**Texte fourni**
────────────────────────────────────────

Une des règles dissimulées dans le développement des média est l’inversion des « processus ». Nous sommes enclins de voir la télévision comme un progrès par rapport à la radio; la communication électronique est vue comme un pas « en avant » par rapport au livre imprimé. En réalité, il n’y a aucun progrès ; c’est uniquement notre relation à la réalité qui change.
La quantité des artéfacts, parmi lesquels sont aussi ceux invisibles, électroniques, augmente ; et de ce fait rend notre relation à la réalité, ainsi que notre relation à nous-mêmes, de plus en plus complexe. Comme les revendicateurs de matérialisme n’ont pas raison, par ce qu’ils voient dans ce développement un progrès avéré et inconditionnel, ainsi les critiques acerbes du progrès technologique ne peuvent pas avoir raison quand ils lui trouvent uniquement des conséquences mauvaises, voire désastreuses.
Ils perdent de vue la vraie proportion, réduisant le Créateur et l’auteur à des victimes de leur propres produits. Ils perdent également de vue le rapport entre la matière vivante et la matière morte; le rapport entre l’être et l’objet. Dans les grands yeux des peureux, les objets et la matière deviennent plus forts que celui qui les créé et les utilise.
Et c’est là que la matière, remplie de puissance de l’esprit divin de son Créateur, s’oppose entêtée… Elle s’impose parfois par sa beauté absolue, en nous séduisant en tant qu’observateurs - conscients ou inconscients de la provenance du cadeau, mais aussi par sa force déferlante quand nous oublions nos limitations humaines.
Le même chemin la matière trouve dans des (soi disant) processus, des changements technologiques. En s’opposant à l’alliance des frères optimistes et pessimistes, elle a un regain de vie et parfois on dirait qu’elle se fourbe. Le processus du « progrès » sait aussi marcher à l’envers sur sa tête, en démontrant que « downgrade » peut vraiment apporter une nouvelle qualité.
Le livre de l’archimandrite de Lepavina en est un bel exemple. Ce livre est entièrement composé des entretiens écrits, échangés à l’aide d’un programme du net : skype - rien que d’y penser donne la chaire de poule à certains.

────────────────────────────────────────

**À faire**
Transcrivez le texte sur l'inversion des processus dans les médias, de « Ils perdent de » à « et les utilise. ».

(Relevé des boîtes étiquetées)
────────────────────────────────────────

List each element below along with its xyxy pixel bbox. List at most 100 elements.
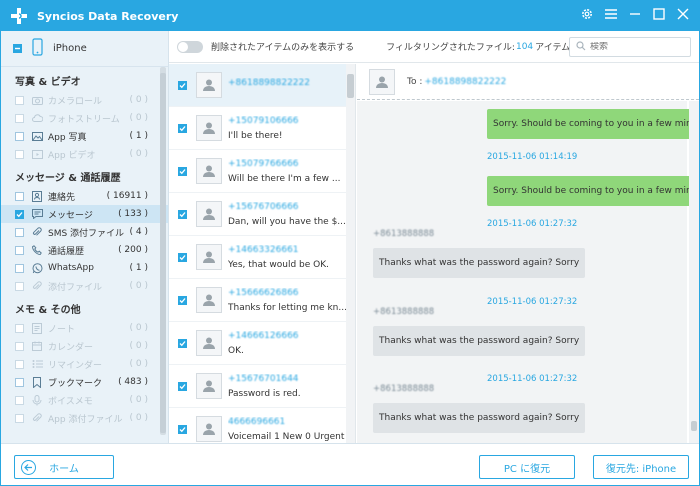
filtered-files-unit: アイテム xyxy=(535,43,571,53)
sidebar-item-count: ( 0 ) xyxy=(129,359,148,369)
message-checkbox[interactable] xyxy=(178,252,187,262)
message-phone-number: +14663326661 xyxy=(228,244,299,255)
message-list-item[interactable]: +15666626866 Thanks for letting me kn... xyxy=(169,279,355,322)
to-label: To : xyxy=(407,76,423,87)
message-checkbox[interactable] xyxy=(178,295,187,305)
voice-memo-icon xyxy=(31,394,43,406)
app-window: Syncios Data Recovery iPhone 写真 & ビデオ カメ… xyxy=(0,0,700,486)
maximize-icon[interactable] xyxy=(651,6,667,22)
message-checkbox[interactable] xyxy=(178,80,187,90)
sidebar-item-checkbox xyxy=(15,395,24,405)
sidebar-item-checkbox[interactable] xyxy=(15,245,24,255)
message-list-item[interactable]: +15079106666 I'll be there! xyxy=(169,107,355,150)
sidebar-item-attachment[interactable]: SMS 添付ファイル ( 4 ) xyxy=(1,223,168,241)
minimize-icon[interactable] xyxy=(627,6,643,22)
show-deleted-only-label: 削除されたアイテムのみを表示する xyxy=(211,43,355,53)
image-icon xyxy=(31,130,43,142)
conversation-body: Sorry. Should be coming to you in a few … xyxy=(357,101,699,443)
sidebar-item-checkbox[interactable] xyxy=(15,263,24,273)
sidebar-item-checkbox[interactable] xyxy=(15,227,24,237)
sidebar-item-image[interactable]: App 写真 ( 1 ) xyxy=(1,127,168,145)
category-heading: メモ & その他 xyxy=(15,304,81,316)
message-phone-number: 4666696661 xyxy=(228,416,286,427)
sent-message-bubble: Sorry. Should be coming to you in a few … xyxy=(487,176,699,206)
sidebar-item-label: SMS 添付ファイル xyxy=(48,228,125,239)
sidebar-item-bookmark[interactable]: ブックマーク ( 483 ) xyxy=(1,373,168,391)
sidebar-item-count: ( 0 ) xyxy=(129,323,148,333)
message-preview: Dan, will you have the $... xyxy=(228,216,346,227)
sidebar-item-count: ( 0 ) xyxy=(129,113,148,123)
sidebar-item-checkbox xyxy=(15,359,24,369)
device-row[interactable]: iPhone xyxy=(1,31,168,67)
search-icon xyxy=(576,40,586,54)
message-list-item[interactable]: 4666696661 Voicemail 1 New 0 Urgent xyxy=(169,408,355,443)
message-preview: I'll be there! xyxy=(228,130,283,141)
conversation-scrollbar[interactable] xyxy=(689,101,699,443)
message-checkbox[interactable] xyxy=(178,209,187,219)
sidebar-item-count: ( 1 ) xyxy=(129,131,148,141)
restore-to-pc-button[interactable]: PC に復元 xyxy=(479,455,575,479)
message-preview: Voicemail 1 New 0 Urgent xyxy=(228,431,345,442)
message-phone-number: +8618898822222 xyxy=(228,77,310,88)
device-name: iPhone xyxy=(53,43,87,54)
restore-to-pc-label: PC に復元 xyxy=(503,463,551,475)
contact-avatar-icon xyxy=(196,72,222,98)
search-input[interactable] xyxy=(590,42,690,52)
title-bar: Syncios Data Recovery xyxy=(1,1,699,31)
message-list-item[interactable]: +14666126666 OK. xyxy=(169,322,355,365)
sidebar-item-checkbox[interactable] xyxy=(15,131,24,141)
message-list-item[interactable]: +15676701644 Password is red. xyxy=(169,365,355,408)
video-icon xyxy=(31,148,43,160)
sidebar-item-cloud: フォトストリーム ( 0 ) xyxy=(1,109,168,127)
message-checkbox[interactable] xyxy=(178,166,187,176)
message-phone-number: +15079106666 xyxy=(228,115,299,126)
restore-to-iphone-button[interactable]: 復元先: iPhone xyxy=(593,455,689,479)
reminder-icon xyxy=(31,358,43,370)
home-button[interactable]: ホーム xyxy=(14,455,114,479)
message-list-scrollbar[interactable] xyxy=(346,64,355,443)
message-list-item[interactable]: +8618898822222 xyxy=(169,64,355,107)
sidebar-item-checkbox[interactable] xyxy=(15,209,24,219)
sidebar-item-contacts[interactable]: 連絡先 ( 16911 ) xyxy=(1,187,168,205)
sidebar-item-whatsapp[interactable]: WhatsApp ( 1 ) xyxy=(1,259,168,277)
sender-number: +8613888888 xyxy=(373,384,435,394)
message-checkbox[interactable] xyxy=(178,381,187,391)
message-timestamp: 2015-11-06 01:27:32 xyxy=(487,219,578,229)
sidebar-item-label: ノート xyxy=(48,324,76,335)
settings-gear-icon[interactable] xyxy=(579,6,595,22)
message-phone-number: +15676701644 xyxy=(228,373,299,384)
close-icon[interactable] xyxy=(675,6,691,22)
sidebar-item-label: 添付ファイル xyxy=(48,282,103,293)
contact-avatar-icon xyxy=(196,158,222,184)
message-phone-number: +14666126666 xyxy=(228,330,299,341)
sidebar-scrollbar[interactable] xyxy=(160,67,166,435)
message-list-item[interactable]: +14663326661 Yes, that would be OK. xyxy=(169,236,355,279)
message-checkbox[interactable] xyxy=(178,338,187,348)
message-checkbox[interactable] xyxy=(178,123,187,133)
sidebar-item-checkbox xyxy=(15,149,24,159)
message-timestamp: 2015-11-06 01:27:32 xyxy=(487,297,578,307)
sidebar-item-phone[interactable]: 通話履歴 ( 200 ) xyxy=(1,241,168,259)
message-icon xyxy=(31,208,43,220)
contact-avatar-icon xyxy=(196,330,222,356)
sidebar-item-message[interactable]: メッセージ ( 133 ) xyxy=(1,205,168,223)
device-select-all-checkbox[interactable] xyxy=(13,44,22,53)
to-number: +8618898822222 xyxy=(424,76,507,87)
message-list-item[interactable]: +15676706666 Dan, will you have the $... xyxy=(169,193,355,236)
phone-icon xyxy=(31,244,43,256)
message-checkbox[interactable] xyxy=(178,424,187,434)
message-list-item[interactable]: +15079766666 Will be there I'm a few ... xyxy=(169,150,355,193)
contacts-icon xyxy=(31,190,43,202)
search-box[interactable] xyxy=(569,37,691,57)
show-deleted-only-toggle[interactable] xyxy=(177,40,203,53)
message-phone-number: +15676706666 xyxy=(228,201,299,212)
whatsapp-icon xyxy=(31,262,43,274)
home-button-label: ホーム xyxy=(49,463,79,475)
menu-icon[interactable] xyxy=(603,6,619,22)
sidebar-item-checkbox[interactable] xyxy=(15,377,24,387)
category-heading: メッセージ & 通話履歴 xyxy=(15,172,121,184)
sidebar-item-count: ( 0 ) xyxy=(129,281,148,291)
message-phone-number: +15079766666 xyxy=(228,158,299,169)
sidebar-item-video: App ビデオ ( 0 ) xyxy=(1,145,168,163)
sidebar-item-checkbox[interactable] xyxy=(15,191,24,201)
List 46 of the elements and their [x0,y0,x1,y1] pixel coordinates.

────────────────────────────────────────

**Réponse**
Ils perdent de vue la vraie proportion, réduisant le Créateur et l’auteur à des victimes de leur propres produits. Ils perdent également de vue le rapport entre la matière vivante et la matière morte; le rapport entre l’être et l’objet. Dans les grands yeux des peureux, les objets et la matière deviennent plus forts que celui qui les créé et les utilise.